Note how many lines include the word "Propiedades", and give that number by itself.

[Dataset items]

-*-

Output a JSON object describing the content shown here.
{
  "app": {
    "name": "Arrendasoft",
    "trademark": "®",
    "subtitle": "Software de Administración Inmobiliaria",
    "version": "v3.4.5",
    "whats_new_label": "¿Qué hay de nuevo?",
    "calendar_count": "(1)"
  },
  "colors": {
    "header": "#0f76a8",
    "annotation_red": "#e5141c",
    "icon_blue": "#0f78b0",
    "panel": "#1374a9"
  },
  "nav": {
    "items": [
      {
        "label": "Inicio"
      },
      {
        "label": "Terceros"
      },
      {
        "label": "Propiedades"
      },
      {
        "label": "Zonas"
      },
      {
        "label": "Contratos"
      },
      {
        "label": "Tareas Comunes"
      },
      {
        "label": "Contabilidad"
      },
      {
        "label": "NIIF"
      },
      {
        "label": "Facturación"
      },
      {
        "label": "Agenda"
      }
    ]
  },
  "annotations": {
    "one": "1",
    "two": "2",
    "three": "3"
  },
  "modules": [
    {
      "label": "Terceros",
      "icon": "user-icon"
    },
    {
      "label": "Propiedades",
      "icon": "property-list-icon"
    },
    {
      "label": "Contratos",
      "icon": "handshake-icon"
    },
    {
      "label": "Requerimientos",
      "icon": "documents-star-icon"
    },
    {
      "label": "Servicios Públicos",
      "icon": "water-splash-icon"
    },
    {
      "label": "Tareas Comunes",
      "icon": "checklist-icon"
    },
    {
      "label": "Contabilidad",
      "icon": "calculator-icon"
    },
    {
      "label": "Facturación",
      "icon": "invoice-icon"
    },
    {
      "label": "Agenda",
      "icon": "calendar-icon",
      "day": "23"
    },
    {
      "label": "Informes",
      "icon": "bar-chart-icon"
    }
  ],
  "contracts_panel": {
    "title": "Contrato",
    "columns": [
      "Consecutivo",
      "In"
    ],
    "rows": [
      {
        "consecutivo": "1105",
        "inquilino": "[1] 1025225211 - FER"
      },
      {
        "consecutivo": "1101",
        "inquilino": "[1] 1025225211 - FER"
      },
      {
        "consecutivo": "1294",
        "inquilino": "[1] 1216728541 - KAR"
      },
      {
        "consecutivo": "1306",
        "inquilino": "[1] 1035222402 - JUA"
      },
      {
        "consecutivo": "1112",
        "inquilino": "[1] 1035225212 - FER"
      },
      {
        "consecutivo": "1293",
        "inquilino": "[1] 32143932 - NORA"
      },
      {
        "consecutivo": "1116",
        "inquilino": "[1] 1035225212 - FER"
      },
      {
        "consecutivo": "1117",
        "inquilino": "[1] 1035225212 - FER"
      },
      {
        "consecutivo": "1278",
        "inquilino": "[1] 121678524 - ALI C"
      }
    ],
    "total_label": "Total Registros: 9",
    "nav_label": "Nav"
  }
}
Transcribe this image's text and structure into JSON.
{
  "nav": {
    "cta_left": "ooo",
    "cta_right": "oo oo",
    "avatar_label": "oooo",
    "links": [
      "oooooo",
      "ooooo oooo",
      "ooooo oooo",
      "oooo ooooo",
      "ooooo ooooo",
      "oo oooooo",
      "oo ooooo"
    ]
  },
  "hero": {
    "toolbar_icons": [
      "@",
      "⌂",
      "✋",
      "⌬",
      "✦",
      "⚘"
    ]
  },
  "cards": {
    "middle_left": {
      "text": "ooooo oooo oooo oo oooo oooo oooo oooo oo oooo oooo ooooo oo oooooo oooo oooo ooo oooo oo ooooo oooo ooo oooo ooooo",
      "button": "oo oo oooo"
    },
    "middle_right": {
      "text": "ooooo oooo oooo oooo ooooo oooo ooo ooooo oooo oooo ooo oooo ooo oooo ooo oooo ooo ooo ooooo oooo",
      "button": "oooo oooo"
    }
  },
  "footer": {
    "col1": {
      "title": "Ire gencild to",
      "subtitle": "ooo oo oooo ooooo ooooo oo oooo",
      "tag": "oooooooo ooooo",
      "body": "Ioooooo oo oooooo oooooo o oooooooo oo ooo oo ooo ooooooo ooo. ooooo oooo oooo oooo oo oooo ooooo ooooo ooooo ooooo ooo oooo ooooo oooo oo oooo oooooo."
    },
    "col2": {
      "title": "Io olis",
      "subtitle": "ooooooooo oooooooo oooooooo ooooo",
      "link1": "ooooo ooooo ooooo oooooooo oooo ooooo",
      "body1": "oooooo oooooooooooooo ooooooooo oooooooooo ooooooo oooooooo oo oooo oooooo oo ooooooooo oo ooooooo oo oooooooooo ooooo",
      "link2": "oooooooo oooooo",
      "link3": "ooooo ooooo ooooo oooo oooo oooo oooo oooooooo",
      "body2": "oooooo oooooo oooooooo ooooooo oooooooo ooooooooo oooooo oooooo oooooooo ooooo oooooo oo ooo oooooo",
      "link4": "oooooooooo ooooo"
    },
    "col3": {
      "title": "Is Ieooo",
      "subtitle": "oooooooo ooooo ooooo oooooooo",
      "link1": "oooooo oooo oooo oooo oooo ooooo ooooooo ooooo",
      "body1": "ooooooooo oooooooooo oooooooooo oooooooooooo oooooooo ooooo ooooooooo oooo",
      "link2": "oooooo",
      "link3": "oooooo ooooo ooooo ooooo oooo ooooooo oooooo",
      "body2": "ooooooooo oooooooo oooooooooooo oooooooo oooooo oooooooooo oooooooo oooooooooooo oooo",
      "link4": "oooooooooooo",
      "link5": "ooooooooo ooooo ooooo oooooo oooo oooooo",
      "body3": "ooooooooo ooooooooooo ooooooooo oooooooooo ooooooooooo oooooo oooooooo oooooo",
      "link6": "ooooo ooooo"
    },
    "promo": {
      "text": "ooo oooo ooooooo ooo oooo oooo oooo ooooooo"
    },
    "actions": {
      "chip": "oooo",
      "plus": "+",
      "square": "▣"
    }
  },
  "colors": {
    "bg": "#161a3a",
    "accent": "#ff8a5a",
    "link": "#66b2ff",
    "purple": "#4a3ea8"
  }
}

-*-

**SOLUTION:**
2